Set task:
Return the stretch of the listing from its start through the line containing "1037, 165, 1048]", with every character copied as it stands.

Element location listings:
>> BEGIN
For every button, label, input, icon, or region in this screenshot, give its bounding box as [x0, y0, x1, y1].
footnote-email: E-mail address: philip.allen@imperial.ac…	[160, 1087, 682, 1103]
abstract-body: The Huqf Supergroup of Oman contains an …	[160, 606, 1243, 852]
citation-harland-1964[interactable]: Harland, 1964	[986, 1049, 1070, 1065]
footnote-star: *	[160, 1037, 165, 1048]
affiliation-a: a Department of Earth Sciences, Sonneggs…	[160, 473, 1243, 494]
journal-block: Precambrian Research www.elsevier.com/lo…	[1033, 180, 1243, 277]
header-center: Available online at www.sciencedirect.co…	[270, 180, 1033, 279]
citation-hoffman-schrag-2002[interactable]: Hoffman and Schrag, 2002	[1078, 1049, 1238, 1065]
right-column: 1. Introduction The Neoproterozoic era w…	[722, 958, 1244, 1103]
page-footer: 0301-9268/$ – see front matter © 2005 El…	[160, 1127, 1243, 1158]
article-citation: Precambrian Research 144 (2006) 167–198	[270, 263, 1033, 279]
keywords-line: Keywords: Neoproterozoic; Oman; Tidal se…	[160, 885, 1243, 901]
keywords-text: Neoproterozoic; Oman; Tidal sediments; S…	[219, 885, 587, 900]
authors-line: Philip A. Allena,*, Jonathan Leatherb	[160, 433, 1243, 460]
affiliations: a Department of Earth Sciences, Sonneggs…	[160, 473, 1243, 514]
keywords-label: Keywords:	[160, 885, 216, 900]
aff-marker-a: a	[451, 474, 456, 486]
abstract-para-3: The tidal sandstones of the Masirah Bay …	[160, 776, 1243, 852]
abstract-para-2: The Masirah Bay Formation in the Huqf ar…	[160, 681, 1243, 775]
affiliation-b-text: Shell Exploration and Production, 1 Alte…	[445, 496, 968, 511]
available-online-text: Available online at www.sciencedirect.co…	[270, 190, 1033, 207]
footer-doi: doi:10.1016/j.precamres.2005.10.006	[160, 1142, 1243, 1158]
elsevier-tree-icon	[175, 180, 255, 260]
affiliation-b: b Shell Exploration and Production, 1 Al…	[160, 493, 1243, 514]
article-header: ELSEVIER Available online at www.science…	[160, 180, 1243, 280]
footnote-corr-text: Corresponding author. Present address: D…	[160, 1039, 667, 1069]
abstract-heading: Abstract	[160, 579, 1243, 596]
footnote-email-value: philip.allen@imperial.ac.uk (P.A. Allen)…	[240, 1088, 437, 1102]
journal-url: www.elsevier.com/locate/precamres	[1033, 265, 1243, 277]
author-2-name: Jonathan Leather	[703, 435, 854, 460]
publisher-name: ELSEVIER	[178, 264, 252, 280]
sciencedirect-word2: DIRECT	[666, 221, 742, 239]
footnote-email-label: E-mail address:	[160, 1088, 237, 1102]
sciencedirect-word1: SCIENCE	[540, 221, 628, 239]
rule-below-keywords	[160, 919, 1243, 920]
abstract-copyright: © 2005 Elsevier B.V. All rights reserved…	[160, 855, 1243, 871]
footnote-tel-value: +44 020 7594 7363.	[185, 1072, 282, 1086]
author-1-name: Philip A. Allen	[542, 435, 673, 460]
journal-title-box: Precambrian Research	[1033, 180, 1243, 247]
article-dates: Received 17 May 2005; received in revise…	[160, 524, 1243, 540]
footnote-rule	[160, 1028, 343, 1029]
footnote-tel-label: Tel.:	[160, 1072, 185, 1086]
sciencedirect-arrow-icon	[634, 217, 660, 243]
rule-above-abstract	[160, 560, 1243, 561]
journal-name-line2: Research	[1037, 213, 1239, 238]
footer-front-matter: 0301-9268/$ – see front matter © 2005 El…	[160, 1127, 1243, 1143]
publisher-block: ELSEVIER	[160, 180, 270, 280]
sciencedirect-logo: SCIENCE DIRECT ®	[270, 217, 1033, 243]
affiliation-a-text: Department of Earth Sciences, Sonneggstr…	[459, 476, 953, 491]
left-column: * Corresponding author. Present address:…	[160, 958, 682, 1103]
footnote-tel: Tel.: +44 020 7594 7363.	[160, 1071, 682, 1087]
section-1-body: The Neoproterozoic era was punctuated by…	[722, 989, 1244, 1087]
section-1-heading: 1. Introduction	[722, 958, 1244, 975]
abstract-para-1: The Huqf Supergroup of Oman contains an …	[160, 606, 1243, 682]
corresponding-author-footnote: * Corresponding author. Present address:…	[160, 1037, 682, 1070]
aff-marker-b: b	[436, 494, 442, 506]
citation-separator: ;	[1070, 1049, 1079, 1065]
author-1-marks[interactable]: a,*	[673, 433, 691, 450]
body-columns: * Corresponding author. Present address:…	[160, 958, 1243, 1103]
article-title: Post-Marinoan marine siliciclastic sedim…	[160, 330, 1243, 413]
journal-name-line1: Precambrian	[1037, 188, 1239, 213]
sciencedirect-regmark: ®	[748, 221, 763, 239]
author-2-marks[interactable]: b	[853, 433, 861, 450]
>> END
Problem solution:
For every button, label, input, icon, or region in this screenshot, give its bounding box as [x0, y0, x1, y1].
footnote-email: E-mail address: philip.allen@imperial.ac…	[160, 1087, 682, 1103]
abstract-body: The Huqf Supergroup of Oman contains an …	[160, 606, 1243, 852]
citation-harland-1964[interactable]: Harland, 1964	[986, 1049, 1070, 1065]
footnote-star: *	[160, 1037, 165, 1048]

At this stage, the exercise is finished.